→ **WORK INSTRUCTIONS**
From the entries that follow, extract each line holding the string "name".

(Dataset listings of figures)
* begin *
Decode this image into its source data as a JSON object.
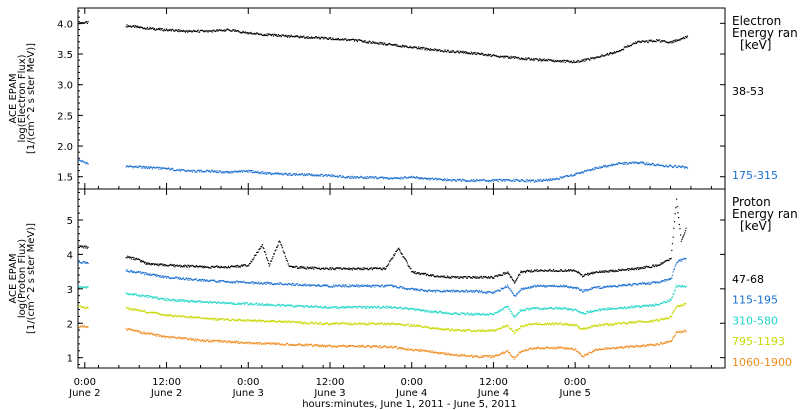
{
  "chart_data": [
    {
      "type": "scatter",
      "panel": "electron",
      "ylabel": [
        "ACE EPAM",
        "log(Electron Flux)",
        "[1/(cm^2 s ster MeV)]"
      ],
      "ylim": [
        1.3,
        4.25
      ],
      "yticks": [
        "1.5",
        "2.0",
        "2.5",
        "3.0",
        "3.5",
        "4.0"
      ],
      "xlim": [
        -1.0,
        94.0
      ],
      "legend_title": [
        "Electron",
        "Energy ran",
        "[keV]"
      ],
      "series": [
        {
          "name": "38-53",
          "color": "#000000",
          "x": [
            -1.0,
            0.5,
            3.0,
            6.0,
            9.0,
            12.0,
            15.0,
            18.0,
            21.0,
            24.0,
            27.0,
            30.0,
            33.0,
            36.0,
            39.0,
            42.0,
            45.0,
            48.0,
            51.0,
            54.0,
            57.0,
            60.0,
            63.0,
            66.0,
            69.0,
            72.0,
            75.0,
            78.0,
            81.0,
            84.0,
            86.0,
            87.5,
            88.5
          ],
          "y": [
            4.02,
            4.02,
            null,
            3.97,
            3.93,
            3.9,
            3.88,
            3.88,
            3.9,
            3.85,
            3.82,
            3.8,
            3.78,
            3.76,
            3.74,
            3.7,
            3.66,
            3.62,
            3.58,
            3.55,
            3.52,
            3.48,
            3.45,
            3.42,
            3.4,
            3.38,
            3.45,
            3.55,
            3.7,
            3.73,
            3.7,
            3.75,
            3.8
          ]
        },
        {
          "name": "175-315",
          "color": "#1a6fd0",
          "x": [
            -1.0,
            0.5,
            3.0,
            6.0,
            9.0,
            12.0,
            15.0,
            18.0,
            21.0,
            24.0,
            27.0,
            30.0,
            33.0,
            36.0,
            39.0,
            42.0,
            45.0,
            48.0,
            51.0,
            54.0,
            57.0,
            60.0,
            63.0,
            66.0,
            69.0,
            72.0,
            75.0,
            78.0,
            81.0,
            84.0,
            86.0,
            87.5,
            88.5
          ],
          "y": [
            1.78,
            1.72,
            null,
            1.68,
            1.66,
            1.64,
            1.6,
            1.6,
            1.58,
            1.6,
            1.56,
            1.55,
            1.54,
            1.53,
            1.5,
            1.5,
            1.48,
            1.5,
            1.47,
            1.45,
            1.45,
            1.45,
            1.45,
            1.44,
            1.47,
            1.55,
            1.65,
            1.72,
            1.74,
            1.7,
            1.68,
            1.67,
            1.65
          ]
        }
      ]
    },
    {
      "type": "scatter",
      "panel": "proton",
      "ylabel": [
        "ACE EPAM",
        "log(Proton Flux)",
        "[1/(cm^2 s ster MeV)]"
      ],
      "ylim": [
        0.7,
        5.9
      ],
      "yticks": [
        "1",
        "2",
        "3",
        "4",
        "5"
      ],
      "xlim": [
        -1.0,
        94.0
      ],
      "legend_title": [
        "Proton",
        "Energy ran",
        "[keV]"
      ],
      "series": [
        {
          "name": "47-68",
          "color": "#000000",
          "x": [
            -1.0,
            0.5,
            3.0,
            6.0,
            8.0,
            9.0,
            12.0,
            18.0,
            21.0,
            24.0,
            26.0,
            27.0,
            28.5,
            30.0,
            33.0,
            36.0,
            39.0,
            44.0,
            46.0,
            48.0,
            51.0,
            54.0,
            57.0,
            60.0,
            62.0,
            63.0,
            64.0,
            66.0,
            70.0,
            72.0,
            73.0,
            75.0,
            78.0,
            81.0,
            84.0,
            86.0,
            86.8,
            87.5,
            88.3
          ],
          "y": [
            4.25,
            4.22,
            null,
            3.95,
            3.85,
            3.75,
            3.7,
            3.65,
            3.65,
            3.7,
            4.3,
            3.7,
            4.4,
            3.65,
            3.62,
            3.6,
            3.6,
            3.6,
            4.2,
            3.5,
            3.4,
            3.35,
            3.35,
            3.35,
            3.5,
            3.2,
            3.5,
            3.55,
            3.55,
            3.55,
            3.4,
            3.5,
            3.55,
            3.6,
            3.7,
            3.9,
            5.6,
            4.4,
            4.8
          ]
        },
        {
          "name": "115-195",
          "color": "#1a6fd0",
          "x": [
            -1.0,
            0.5,
            3.0,
            6.0,
            9.0,
            12.0,
            18.0,
            21.0,
            24.0,
            30.0,
            33.0,
            36.0,
            39.0,
            45.0,
            48.0,
            51.0,
            54.0,
            57.0,
            60.0,
            62.0,
            63.0,
            64.0,
            66.0,
            70.0,
            72.0,
            73.0,
            75.0,
            78.0,
            81.0,
            84.0,
            86.0,
            86.8,
            88.3
          ],
          "y": [
            3.8,
            3.78,
            null,
            3.55,
            3.45,
            3.35,
            3.25,
            3.22,
            3.2,
            3.15,
            3.12,
            3.1,
            3.1,
            3.1,
            3.0,
            2.95,
            2.95,
            2.95,
            2.9,
            3.1,
            2.8,
            3.0,
            3.1,
            3.1,
            3.05,
            2.95,
            3.05,
            3.1,
            3.15,
            3.2,
            3.3,
            3.8,
            3.9
          ]
        },
        {
          "name": "310-580",
          "color": "#1fd6c8",
          "x": [
            -1.0,
            0.5,
            3.0,
            6.0,
            9.0,
            12.0,
            18.0,
            21.0,
            24.0,
            30.0,
            33.0,
            36.0,
            39.0,
            45.0,
            48.0,
            51.0,
            54.0,
            57.0,
            60.0,
            62.0,
            63.0,
            64.0,
            66.0,
            70.0,
            72.0,
            73.0,
            75.0,
            78.0,
            81.0,
            84.0,
            86.0,
            86.8,
            88.3
          ],
          "y": [
            3.08,
            3.05,
            null,
            2.88,
            2.8,
            2.7,
            2.62,
            2.6,
            2.58,
            2.52,
            2.5,
            2.48,
            2.48,
            2.48,
            2.42,
            2.35,
            2.3,
            2.28,
            2.28,
            2.5,
            2.2,
            2.4,
            2.45,
            2.45,
            2.4,
            2.3,
            2.4,
            2.45,
            2.5,
            2.55,
            2.7,
            3.1,
            3.1
          ]
        },
        {
          "name": "795-1193",
          "color": "#c8d800",
          "x": [
            -1.0,
            0.5,
            3.0,
            6.0,
            9.0,
            12.0,
            18.0,
            21.0,
            24.0,
            30.0,
            33.0,
            36.0,
            39.0,
            45.0,
            48.0,
            51.0,
            54.0,
            57.0,
            60.0,
            62.0,
            63.0,
            64.0,
            66.0,
            70.0,
            72.0,
            73.0,
            75.0,
            78.0,
            81.0,
            84.0,
            86.0,
            86.8,
            88.3
          ],
          "y": [
            2.5,
            2.45,
            null,
            2.45,
            2.35,
            2.25,
            2.15,
            2.12,
            2.1,
            2.05,
            2.02,
            2.0,
            2.0,
            2.0,
            1.95,
            1.88,
            1.82,
            1.8,
            1.8,
            1.95,
            1.75,
            1.92,
            2.0,
            2.0,
            1.95,
            1.85,
            1.95,
            2.0,
            2.05,
            2.1,
            2.2,
            2.5,
            2.6
          ]
        },
        {
          "name": "1060-1900",
          "color": "#f08a1c",
          "x": [
            -1.0,
            0.5,
            3.0,
            6.0,
            9.0,
            12.0,
            18.0,
            21.0,
            24.0,
            30.0,
            33.0,
            36.0,
            39.0,
            45.0,
            48.0,
            51.0,
            54.0,
            57.0,
            60.0,
            62.0,
            63.0,
            64.0,
            66.0,
            70.0,
            72.0,
            73.0,
            75.0,
            78.0,
            81.0,
            84.0,
            86.0,
            86.8,
            88.3
          ],
          "y": [
            1.92,
            1.9,
            null,
            1.85,
            1.72,
            1.62,
            1.5,
            1.48,
            1.45,
            1.4,
            1.38,
            1.35,
            1.35,
            1.33,
            1.25,
            1.18,
            1.1,
            1.05,
            1.05,
            1.2,
            1.0,
            1.2,
            1.3,
            1.3,
            1.25,
            1.05,
            1.25,
            1.3,
            1.35,
            1.4,
            1.5,
            1.75,
            1.8
          ]
        }
      ]
    }
  ],
  "x_axis": {
    "ticks": [
      {
        "hour": 0,
        "time": "0:00",
        "date": "June 2"
      },
      {
        "hour": 12,
        "time": "12:00",
        "date": "June 2"
      },
      {
        "hour": 24,
        "time": "0:00",
        "date": "June 3"
      },
      {
        "hour": 36,
        "time": "12:00",
        "date": "June 3"
      },
      {
        "hour": 48,
        "time": "0:00",
        "date": "June 4"
      },
      {
        "hour": 60,
        "time": "12:00",
        "date": "June 4"
      },
      {
        "hour": 72,
        "time": "0:00",
        "date": "June 5"
      }
    ],
    "label": "hours:minutes, June  1, 2011 - June  5, 2011"
  }
}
* end *
→ **OUTPUT FOR THIS EXERCISE**
          "name": "38-53",
          "name": "175-315",
          "name": "47-68",
          "name": "115-195",
          "name": "310-580",
          "name": "795-1193",
          "name": "1060-1900",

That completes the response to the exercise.